■ WHAT THE EXERCISE ASKS
Please copy the entries below with "Henryk" switched to "Heinrich" and everything else left unchanged. Omit the pictures from your copy.

○ ○ ○ ○ ○

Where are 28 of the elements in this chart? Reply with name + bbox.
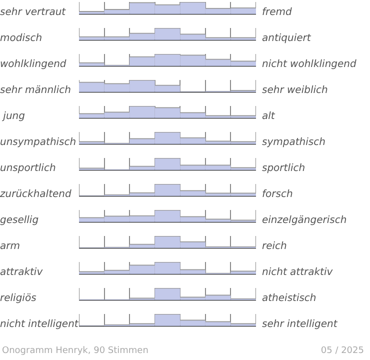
y-axis-title: modisch (0, 33, 42, 44)
y-axis-title: unsportlich (0, 163, 56, 174)
y2-axis-title: nicht attraktiv (262, 267, 333, 278)
y-axis-title: sehr männlich (0, 85, 71, 96)
y2-axis-title: sehr intelligent (262, 319, 338, 330)
y-axis-title: jung (1, 111, 25, 122)
y2-axis-title: sehr weiblich (262, 85, 328, 96)
y-axis-title: zurückhaltend (0, 189, 72, 200)
y-axis-title: unsympathisch (0, 137, 76, 148)
y2-axis-title: antiquiert (262, 33, 311, 44)
y-axis-title: arm (0, 241, 20, 252)
y-axis-title: nicht intelligent (0, 319, 78, 330)
y-axis-title: gesellig (0, 215, 39, 226)
y2-axis-title: einzelgängerisch (262, 215, 347, 226)
y-axis-title: wohlklingend (0, 59, 66, 70)
y-axis-title: sehr vertraut (0, 7, 66, 18)
y2-axis-title: nicht wohlklingend (262, 59, 356, 70)
y2-axis-title: fremd (262, 7, 292, 18)
y2-axis-title: sportlich (262, 163, 306, 174)
y-axis-title: religiös (0, 293, 36, 304)
text: Onogramm Henryk, 90 Stimmen (2, 346, 148, 356)
y-axis-title: attraktiv (0, 267, 43, 278)
y2-axis-title: atheistisch (262, 293, 316, 304)
y2-axis-title: alt (262, 111, 275, 122)
text: 05 / 2025 (320, 346, 364, 356)
y2-axis-title: forsch (262, 189, 293, 200)
y2-axis-title: sympathisch (262, 137, 326, 148)
y2-axis-title: reich (262, 241, 287, 252)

○ ○ ○ ○ ○

■ FINAL RESULT
Where are 28 of the elements in this chart? Reply with name + bbox.
y-axis-title: modisch (0, 33, 42, 44)
y-axis-title: unsportlich (0, 163, 56, 174)
y2-axis-title: nicht attraktiv (262, 267, 333, 278)
y-axis-title: sehr männlich (0, 85, 71, 96)
y2-axis-title: sehr intelligent (262, 319, 338, 330)
y-axis-title: jung (1, 111, 25, 122)
y2-axis-title: sehr weiblich (262, 85, 328, 96)
y-axis-title: zurückhaltend (0, 189, 72, 200)
y-axis-title: unsympathisch (0, 137, 76, 148)
y2-axis-title: antiquiert (262, 33, 311, 44)
y-axis-title: arm (0, 241, 20, 252)
y-axis-title: nicht intelligent (0, 319, 78, 330)
y-axis-title: gesellig (0, 215, 39, 226)
y2-axis-title: einzelgängerisch (262, 215, 347, 226)
y-axis-title: wohlklingend (0, 59, 66, 70)
y-axis-title: sehr vertraut (0, 7, 66, 18)
y2-axis-title: nicht wohlklingend (262, 59, 356, 70)
y2-axis-title: fremd (262, 7, 292, 18)
y2-axis-title: sportlich (262, 163, 306, 174)
y-axis-title: religiös (0, 293, 36, 304)
text: Onogramm Heinrich, 90 Stimmen (2, 346, 148, 356)
y-axis-title: attraktiv (0, 267, 43, 278)
y2-axis-title: atheistisch (262, 293, 316, 304)
y2-axis-title: alt (262, 111, 275, 122)
text: 05 / 2025 (320, 346, 364, 356)
y2-axis-title: forsch (262, 189, 293, 200)
y2-axis-title: sympathisch (262, 137, 326, 148)
y2-axis-title: reich (262, 241, 287, 252)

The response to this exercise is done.